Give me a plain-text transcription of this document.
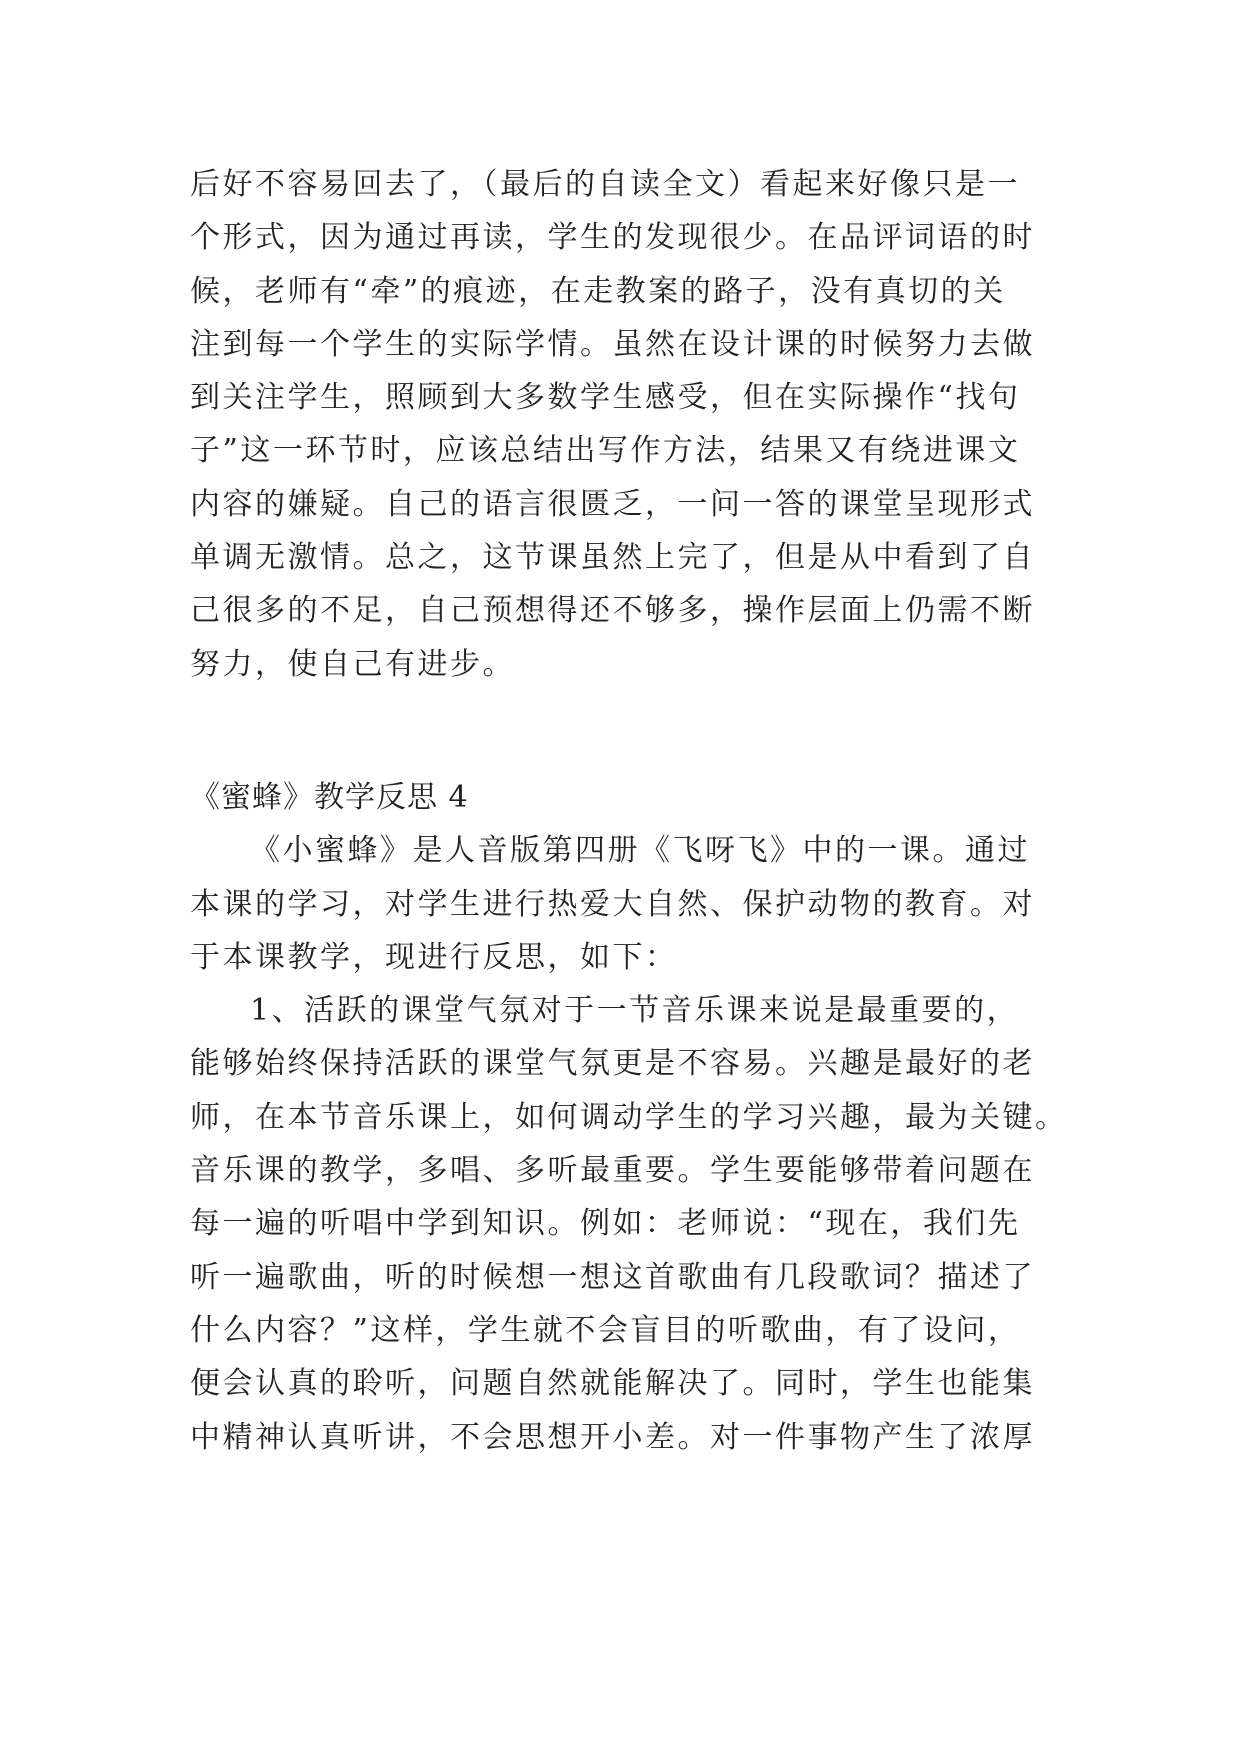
后好不容易回去了，（最后的自读全文）看起来好像只是一
个形式，因为通过再读，学生的发现很少。在品评词语的时
候，老师有“牵”的痕迹，在走教案的路子，没有真切的关
注到每一个学生的实际学情。虽然在设计课的时候努力去做
到关注学生，照顾到大多数学生感受，但在实际操作“找句
子”这一环节时，应该总结出写作方法，结果又有绕进课文
内容的嫌疑。自己的语言很匮乏，一问一答的课堂呈现形式
单调无激情。总之，这节课虽然上完了，但是从中看到了自
己很多的不足，自己预想得还不够多，操作层面上仍需不断
努力，使自己有进步。
《蜜蜂》教学反思 4
《小蜜蜂》是人音版第四册《飞呀飞》中的一课。通过
本课的学习，对学生进行热爱大自然、保护动物的教育。对
于本课教学，现进行反思，如下：
1、活跃的课堂气氛对于一节音乐课来说是最重要的，
能够始终保持活跃的课堂气氛更是不容易。兴趣是最好的老
师，在本节音乐课上，如何调动学生的学习兴趣，最为关键。
音乐课的教学，多唱、多听最重要。学生要能够带着问题在
每一遍的听唱中学到知识。例如：老师说：“现在，我们先
听一遍歌曲，听的时候想一想这首歌曲有几段歌词？描述了
什么内容？”这样，学生就不会盲目的听歌曲，有了设问，
便会认真的聆听，问题自然就能解决了。同时，学生也能集
中精神认真听讲，不会思想开小差。对一件事物产生了浓厚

------------------------------------------------------------------------

EXERCISE REQUIREMENTS: Word for word, quote the lines above. Omit the pictures.

RESULT FOR THIS TASK:
Give me a plain-text transcription of this document.
后好不容易回去了，（最后的自读全文）看起来好像只是一
个形式，因为通过再读，学生的发现很少。在品评词语的时
候，老师有“牵”的痕迹，在走教案的路子，没有真切的关
注到每一个学生的实际学情。虽然在设计课的时候努力去做
到关注学生，照顾到大多数学生感受，但在实际操作“找句
子”这一环节时，应该总结出写作方法，结果又有绕进课文
内容的嫌疑。自己的语言很匮乏，一问一答的课堂呈现形式
单调无激情。总之，这节课虽然上完了，但是从中看到了自
己很多的不足，自己预想得还不够多，操作层面上仍需不断
努力，使自己有进步。
《蜜蜂》教学反思 4
《小蜜蜂》是人音版第四册《飞呀飞》中的一课。通过
本课的学习，对学生进行热爱大自然、保护动物的教育。对
于本课教学，现进行反思，如下：
1、活跃的课堂气氛对于一节音乐课来说是最重要的，
能够始终保持活跃的课堂气氛更是不容易。兴趣是最好的老
师，在本节音乐课上，如何调动学生的学习兴趣，最为关键。
音乐课的教学，多唱、多听最重要。学生要能够带着问题在
每一遍的听唱中学到知识。例如：老师说：“现在，我们先
听一遍歌曲，听的时候想一想这首歌曲有几段歌词？描述了
什么内容？”这样，学生就不会盲目的听歌曲，有了设问，
便会认真的聆听，问题自然就能解决了。同时，学生也能集
中精神认真听讲，不会思想开小差。对一件事物产生了浓厚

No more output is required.